[Part of a data file]
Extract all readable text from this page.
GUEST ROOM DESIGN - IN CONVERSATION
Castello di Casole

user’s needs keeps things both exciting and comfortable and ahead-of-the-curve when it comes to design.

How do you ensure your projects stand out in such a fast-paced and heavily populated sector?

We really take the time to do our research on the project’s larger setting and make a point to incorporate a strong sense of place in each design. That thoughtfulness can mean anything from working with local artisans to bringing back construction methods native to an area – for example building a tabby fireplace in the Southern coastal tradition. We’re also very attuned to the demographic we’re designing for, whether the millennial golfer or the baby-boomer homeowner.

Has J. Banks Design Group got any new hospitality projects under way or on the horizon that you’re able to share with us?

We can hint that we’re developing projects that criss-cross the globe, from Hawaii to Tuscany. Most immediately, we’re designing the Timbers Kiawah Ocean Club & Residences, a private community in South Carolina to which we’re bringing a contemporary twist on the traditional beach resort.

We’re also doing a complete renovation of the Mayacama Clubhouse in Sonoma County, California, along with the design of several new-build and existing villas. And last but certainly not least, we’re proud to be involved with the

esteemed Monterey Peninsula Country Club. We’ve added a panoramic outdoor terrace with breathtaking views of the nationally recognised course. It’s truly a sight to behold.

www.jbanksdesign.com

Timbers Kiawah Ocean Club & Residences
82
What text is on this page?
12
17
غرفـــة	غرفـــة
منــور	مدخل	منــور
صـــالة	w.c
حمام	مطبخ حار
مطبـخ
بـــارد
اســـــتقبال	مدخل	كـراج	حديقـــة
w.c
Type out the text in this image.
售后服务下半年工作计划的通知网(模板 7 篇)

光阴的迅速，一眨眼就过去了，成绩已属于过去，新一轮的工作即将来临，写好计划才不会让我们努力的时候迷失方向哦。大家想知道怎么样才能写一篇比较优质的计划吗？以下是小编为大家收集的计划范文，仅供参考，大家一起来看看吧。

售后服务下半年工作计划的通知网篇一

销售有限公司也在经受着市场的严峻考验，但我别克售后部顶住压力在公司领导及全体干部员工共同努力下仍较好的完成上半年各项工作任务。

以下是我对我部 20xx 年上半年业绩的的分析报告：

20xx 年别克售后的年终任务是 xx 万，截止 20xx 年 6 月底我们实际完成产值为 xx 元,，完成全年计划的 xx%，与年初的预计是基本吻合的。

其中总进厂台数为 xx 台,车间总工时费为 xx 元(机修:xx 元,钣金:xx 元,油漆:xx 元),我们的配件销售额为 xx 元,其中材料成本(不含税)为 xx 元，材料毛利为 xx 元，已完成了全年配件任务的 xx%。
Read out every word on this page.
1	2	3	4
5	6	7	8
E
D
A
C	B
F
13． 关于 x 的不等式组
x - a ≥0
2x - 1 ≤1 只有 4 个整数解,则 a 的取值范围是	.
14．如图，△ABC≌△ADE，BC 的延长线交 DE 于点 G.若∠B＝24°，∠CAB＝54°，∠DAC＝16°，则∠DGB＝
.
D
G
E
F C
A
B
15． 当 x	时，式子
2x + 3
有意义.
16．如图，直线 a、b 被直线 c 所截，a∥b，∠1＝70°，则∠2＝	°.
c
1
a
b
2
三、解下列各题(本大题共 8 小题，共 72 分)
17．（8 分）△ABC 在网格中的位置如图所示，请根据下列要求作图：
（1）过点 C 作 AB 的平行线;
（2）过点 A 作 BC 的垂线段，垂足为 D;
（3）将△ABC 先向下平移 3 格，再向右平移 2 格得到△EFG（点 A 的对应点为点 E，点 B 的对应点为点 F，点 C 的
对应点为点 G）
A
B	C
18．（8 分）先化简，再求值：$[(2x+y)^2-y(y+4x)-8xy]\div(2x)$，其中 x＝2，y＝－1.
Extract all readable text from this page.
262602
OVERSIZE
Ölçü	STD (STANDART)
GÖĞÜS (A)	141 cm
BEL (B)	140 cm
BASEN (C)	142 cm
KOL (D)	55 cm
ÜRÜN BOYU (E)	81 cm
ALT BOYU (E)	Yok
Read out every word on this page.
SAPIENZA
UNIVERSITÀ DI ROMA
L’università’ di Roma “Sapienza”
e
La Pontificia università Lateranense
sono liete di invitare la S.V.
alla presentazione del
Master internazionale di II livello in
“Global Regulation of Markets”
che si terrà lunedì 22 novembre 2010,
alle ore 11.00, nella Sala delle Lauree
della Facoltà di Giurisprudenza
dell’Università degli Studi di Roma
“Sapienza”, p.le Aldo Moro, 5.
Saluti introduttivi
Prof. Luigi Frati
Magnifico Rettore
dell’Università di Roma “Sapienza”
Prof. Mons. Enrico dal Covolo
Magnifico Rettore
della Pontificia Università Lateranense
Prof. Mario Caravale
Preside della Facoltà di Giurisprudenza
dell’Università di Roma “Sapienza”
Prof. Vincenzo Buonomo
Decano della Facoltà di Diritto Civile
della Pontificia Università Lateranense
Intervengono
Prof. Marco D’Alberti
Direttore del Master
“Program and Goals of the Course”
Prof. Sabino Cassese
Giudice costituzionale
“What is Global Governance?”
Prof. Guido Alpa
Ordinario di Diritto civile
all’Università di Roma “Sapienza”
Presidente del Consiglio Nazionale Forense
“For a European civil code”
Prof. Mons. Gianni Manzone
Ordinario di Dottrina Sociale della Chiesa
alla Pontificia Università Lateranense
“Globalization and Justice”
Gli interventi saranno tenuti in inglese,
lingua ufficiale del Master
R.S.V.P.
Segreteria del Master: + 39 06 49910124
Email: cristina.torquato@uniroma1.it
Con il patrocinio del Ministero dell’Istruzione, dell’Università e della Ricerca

* Work required
Each line of the material above must be retyped precisely.

* Exercise output
Extract all readable text from this page.
GUEST ROOM DESIGN - IN CONVERSATION
Castello di Casole

user’s needs keeps things both exciting and comfortable and ahead-of-the-curve when it comes to design.

How do you ensure your projects stand out in such a fast-paced and heavily populated sector?

We really take the time to do our research on the project’s larger setting and make a point to incorporate a strong sense of place in each design. That thoughtfulness can mean anything from working with local artisans to bringing back construction methods native to an area – for example building a tabby fireplace in the Southern coastal tradition. We’re also very attuned to the demographic we’re designing for, whether the millennial golfer or the baby-boomer homeowner.

Has J. Banks Design Group got any new hospitality projects under way or on the horizon that you’re able to share with us?

We can hint that we’re developing projects that criss-cross the globe, from Hawaii to Tuscany. Most immediately, we’re designing the Timbers Kiawah Ocean Club & Residences, a private community in South Carolina to which we’re bringing a contemporary twist on the traditional beach resort.

We’re also doing a complete renovation of the Mayacama Clubhouse in Sonoma County, California, along with the design of several new-build and existing villas. And last but certainly not least, we’re proud to be involved with the

esteemed Monterey Peninsula Country Club. We’ve added a panoramic outdoor terrace with breathtaking views of the nationally recognised course. It’s truly a sight to behold.

www.jbanksdesign.com

Timbers Kiawah Ocean Club & Residences
82
What text is on this page?
12
17
غرفـــة	غرفـــة
منــور	مدخل	منــور
صـــالة	w.c
حمام	مطبخ حار
مطبـخ
بـــارد
اســـــتقبال	مدخل	كـراج	حديقـــة
w.c
Type out the text in this image.
售后服务下半年工作计划的通知网(模板 7 篇)

光阴的迅速，一眨眼就过去了，成绩已属于过去，新一轮的工作即将来临，写好计划才不会让我们努力的时候迷失方向哦。大家想知道怎么样才能写一篇比较优质的计划吗？以下是小编为大家收集的计划范文，仅供参考，大家一起来看看吧。

售后服务下半年工作计划的通知网篇一

销售有限公司也在经受着市场的严峻考验，但我别克售后部顶住压力在公司领导及全体干部员工共同努力下仍较好的完成上半年各项工作任务。

以下是我对我部 20xx 年上半年业绩的的分析报告：

20xx 年别克售后的年终任务是 xx 万，截止 20xx 年 6 月底我们实际完成产值为 xx 元,，完成全年计划的 xx%，与年初的预计是基本吻合的。

其中总进厂台数为 xx 台,车间总工时费为 xx 元(机修:xx 元,钣金:xx 元,油漆:xx 元),我们的配件销售额为 xx 元,其中材料成本(不含税)为 xx 元，材料毛利为 xx 元，已完成了全年配件任务的 xx%。
Read out every word on this page.
1	2	3	4
5	6	7	8
E
D
A
C	B
F
13． 关于 x 的不等式组
x - a ≥0
2x - 1 ≤1 只有 4 个整数解,则 a 的取值范围是	.
14．如图，△ABC≌△ADE，BC 的延长线交 DE 于点 G.若∠B＝24°，∠CAB＝54°，∠DAC＝16°，则∠DGB＝
.
D
G
E
F C
A
B
15． 当 x	时，式子
2x + 3
有意义.
16．如图，直线 a、b 被直线 c 所截，a∥b，∠1＝70°，则∠2＝	°.
c
1
a
b
2
三、解下列各题(本大题共 8 小题，共 72 分)
17．（8 分）△ABC 在网格中的位置如图所示，请根据下列要求作图：
（1）过点 C 作 AB 的平行线;
（2）过点 A 作 BC 的垂线段，垂足为 D;
（3）将△ABC 先向下平移 3 格，再向右平移 2 格得到△EFG（点 A 的对应点为点 E，点 B 的对应点为点 F，点 C 的
对应点为点 G）
A
B	C
18．（8 分）先化简，再求值：$[(2x+y)^2-y(y+4x)-8xy]\div(2x)$，其中 x＝2，y＝－1.
Extract all readable text from this page.
262602
OVERSIZE
Ölçü	STD (STANDART)
GÖĞÜS (A)	141 cm
BEL (B)	140 cm
BASEN (C)	142 cm
KOL (D)	55 cm
ÜRÜN BOYU (E)	81 cm
ALT BOYU (E)	Yok
Read out every word on this page.
SAPIENZA
UNIVERSITÀ DI ROMA
L’università’ di Roma “Sapienza”
e
La Pontificia università Lateranense
sono liete di invitare la S.V.
alla presentazione del
Master internazionale di II livello in
“Global Regulation of Markets”
che si terrà lunedì 22 novembre 2010,
alle ore 11.00, nella Sala delle Lauree
della Facoltà di Giurisprudenza
dell’Università degli Studi di Roma
“Sapienza”, p.le Aldo Moro, 5.
Saluti introduttivi
Prof. Luigi Frati
Magnifico Rettore
dell’Università di Roma “Sapienza”
Prof. Mons. Enrico dal Covolo
Magnifico Rettore
della Pontificia Università Lateranense
Prof. Mario Caravale
Preside della Facoltà di Giurisprudenza
dell’Università di Roma “Sapienza”
Prof. Vincenzo Buonomo
Decano della Facoltà di Diritto Civile
della Pontificia Università Lateranense
Intervengono
Prof. Marco D’Alberti
Direttore del Master
“Program and Goals of the Course”
Prof. Sabino Cassese
Giudice costituzionale
“What is Global Governance?”
Prof. Guido Alpa
Ordinario di Diritto civile
all’Università di Roma “Sapienza”
Presidente del Consiglio Nazionale Forense
“For a European civil code”
Prof. Mons. Gianni Manzone
Ordinario di Dottrina Sociale della Chiesa
alla Pontificia Università Lateranense
“Globalization and Justice”
Gli interventi saranno tenuti in inglese,
lingua ufficiale del Master
R.S.V.P.
Segreteria del Master: + 39 06 49910124
Email: cristina.torquato@uniroma1.it
Con il patrocinio del Ministero dell’Istruzione, dell’Università e della Ricerca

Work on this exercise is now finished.